[SHORT PROBLEM 1] In the conversation between Shirley Clarke and Storm De Hirsch, substitute "songs" for "poems" and reproduce the passage from "STORM: These are" to "excludes the other.".
[SHORT PROBLEM 2] In the conversation between Shirley Clarke and Storm De Hirsch, which job does Shirley say the industry allows women to hold, a fact she finds very strange?
━━ DOCUMENT EXTRACT
Excerpt: Jonas Mekas Walden (1969), featuring Storm de Hirsch


Gwendolyn Audrey Foster ‘Film for Storm de Hirsch’


Velvet Underground @ Village Gate, NYC, June 7, 1966, raw footage featuring Andy Warhol, Gerard Malanga, Barbara Rubin, Allen Ginsberg, Peter Orlovsky,Tuli Kupferberg, Ed Sanders, Storm De Hirsch & more …

 

___________
Conversation: Shirley Clarke and Storm De Hirsch
from Underground Film Journal

 

SHIRLEY: Do you think that lady film-makers are mechanically equipped to handle their field?

STORM: Well, if they’re not, they have other compensations […] The film has to be done in a certain way with Hollywood as the symbol and women were certainly never approached as directors.

[…]

SHIRLEY: Now there’s no doubt that as an industry, [Hollywood’s] reaction to women would be very similar, let’s say, to the advertising industry or the automobile industry or anything where a woman sits and has a certain slot. It’s a preconceived idea and they fulfill it and they allow them to be editors, which has always struck me as very strange, because anyone who knows anything about film knows that the very thing a film is going to say can be changed in the editing. […] And they will give that responsibility to a woman and yet would not allow her, supposedly, what they would consider the highest responsibility as producer-director.

[…]

SHIRLEY: Would you make a difference here in terms of, let’s say women film-makers: that they would be better off doing the kind of film that they can do entirely by themselves, where they got their own eight or sixteen millimeter camera and went out — or where they were in a position like you just described, where they are the director and therefore have people working with them and for them? […]

STORM: No. I don’t favor this whole business in the first place, of making a distinction between women film-makers and male film-makers. I think that when it becomes a creative process there is no distinction. It’s an imposed distinction which is imposed by people in the…

SHIRLEY: Well, historical precedents. In other words…

STORM: It’s a young field where not too many in terms of women enter that field, like they have the other arts, but still I don’t see any reason why it couldn’t have happened sooner except that there were these taboos.

[…]

STORM: I think that society was involved also in the act of film-making. It was very unseemly for a woman to enter into a field of this kind.

SHIRLEY: But why, because it never seemed unseemly to be a poetess or a painter and yet it was unseemly.

STORM: These are the definitions that are laid down by society.

[…]

SHIRLEY: It never occurred to me that I worked in a masculine field because of how I got in, in that I was a dancer and started making dance films on a very personal basis. It never occurred to me that masculinity and femininity and being in a field called film-making was not what I thought I was doing. […] In your case it’s true also.

[…]

STORM: To me, making poems and making films are one, and neither activity excludes the other.

[…]

SHIRLEY: Unfortunately, the cost of making films even now is still too high in reference to the immediate return on the investment; which means that you must have enough money to wait five years — you can make a film and then sit around for five years waiting to get your money back to make the next […] An artist can’t grow that way.
━━━━
━━ SUPPLIED DATA
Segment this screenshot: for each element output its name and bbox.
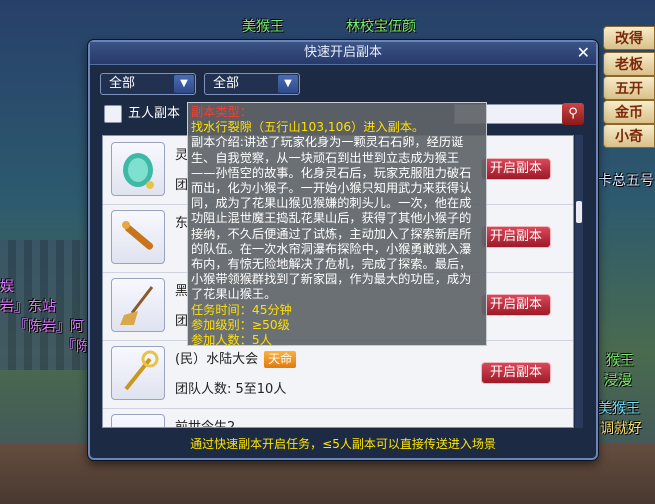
━━━━
[TASK RESPONSE 1]
STORM: These are the definitions that are laid down by society.

[…]

SHIRLEY: It never occurred to me that I worked in a masculine field because of how I got in, in that I was a dancer and started making dance films on a very personal basis. It never occurred to me that masculinity and femininity and being in a field called film-making was not what I thought I was doing. […] In your case it’s true also.

[…]

STORM: To me, making songs and making films are one, and neither activity excludes the other.

[TASK RESPONSE 2] Editor.